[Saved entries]
══════

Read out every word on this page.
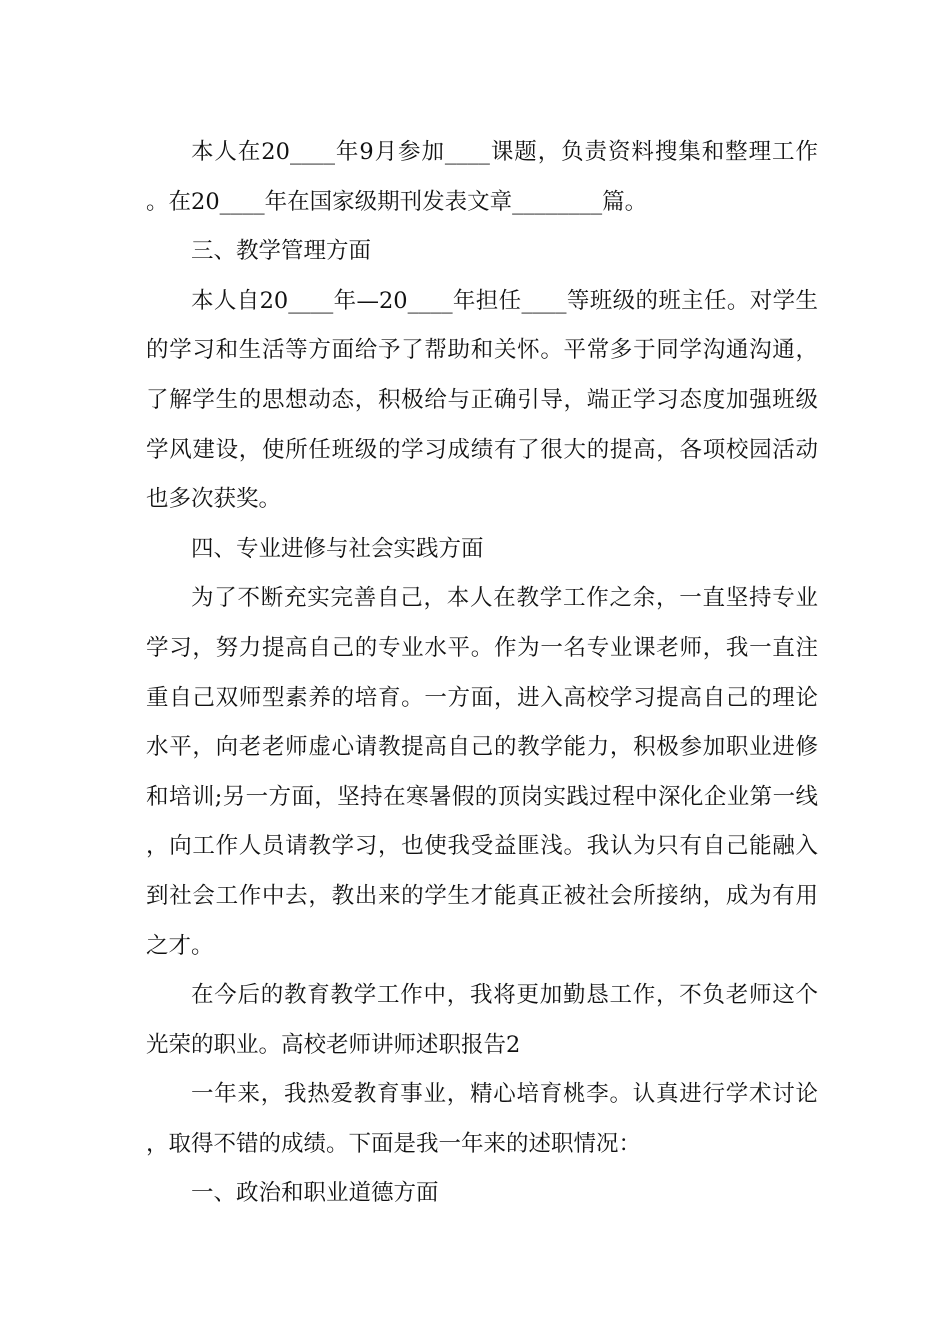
本人在20____年9月参加____课题，负责资料搜集和整理工作。在20____年在国家级期刊发表文章________篇。

三、教学管理方面

本人自20____年—20____年担任____等班级的班主任。对学生的学习和生活等方面给予了帮助和关怀。平常多于同学沟通沟通，了解学生的思想动态，积极给与正确引导，端正学习态度加强班级学风建设，使所任班级的学习成绩有了很大的提高，各项校园活动也多次获奖。

四、专业进修与社会实践方面

为了不断充实完善自己，本人在教学工作之余，一直坚持专业学习，努力提高自己的专业水平。作为一名专业课老师，我一直注重自己双师型素养的培育。一方面，进入高校学习提高自己的理论水平，向老老师虚心请教提高自己的教学能力，积极参加职业进修和培训;另一方面，坚持在寒暑假的顶岗实践过程中深化企业第一线，向工作人员请教学习，也使我受益匪浅。我认为只有自己能融入到社会工作中去，教出来的学生才能真正被社会所接纳，成为有用之才。

在今后的教育教学工作中，我将更加勤恳工作，不负老师这个光荣的职业。高校老师讲师述职报告2

一年来，我热爱教育事业，精心培育桃李。认真进行学术讨论，取得不错的成绩。下面是我一年来的述职情况：

一、政治和职业道德方面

══════

◆ AIM:
All of the lines above should be retyped precisely, apart from the pictures.

◆ EXERCISE RESULT:
Read out every word on this page.
本人在20____年9月参加____课题，负责资料搜集和整理工作。在20____年在国家级期刊发表文章________篇。

三、教学管理方面

本人自20____年—20____年担任____等班级的班主任。对学生的学习和生活等方面给予了帮助和关怀。平常多于同学沟通沟通，了解学生的思想动态，积极给与正确引导，端正学习态度加强班级学风建设，使所任班级的学习成绩有了很大的提高，各项校园活动也多次获奖。

四、专业进修与社会实践方面

为了不断充实完善自己，本人在教学工作之余，一直坚持专业学习，努力提高自己的专业水平。作为一名专业课老师，我一直注重自己双师型素养的培育。一方面，进入高校学习提高自己的理论水平，向老老师虚心请教提高自己的教学能力，积极参加职业进修和培训;另一方面，坚持在寒暑假的顶岗实践过程中深化企业第一线，向工作人员请教学习，也使我受益匪浅。我认为只有自己能融入到社会工作中去，教出来的学生才能真正被社会所接纳，成为有用之才。

在今后的教育教学工作中，我将更加勤恳工作，不负老师这个光荣的职业。高校老师讲师述职报告2

一年来，我热爱教育事业，精心培育桃李。认真进行学术讨论，取得不错的成绩。下面是我一年来的述职情况：

一、政治和职业道德方面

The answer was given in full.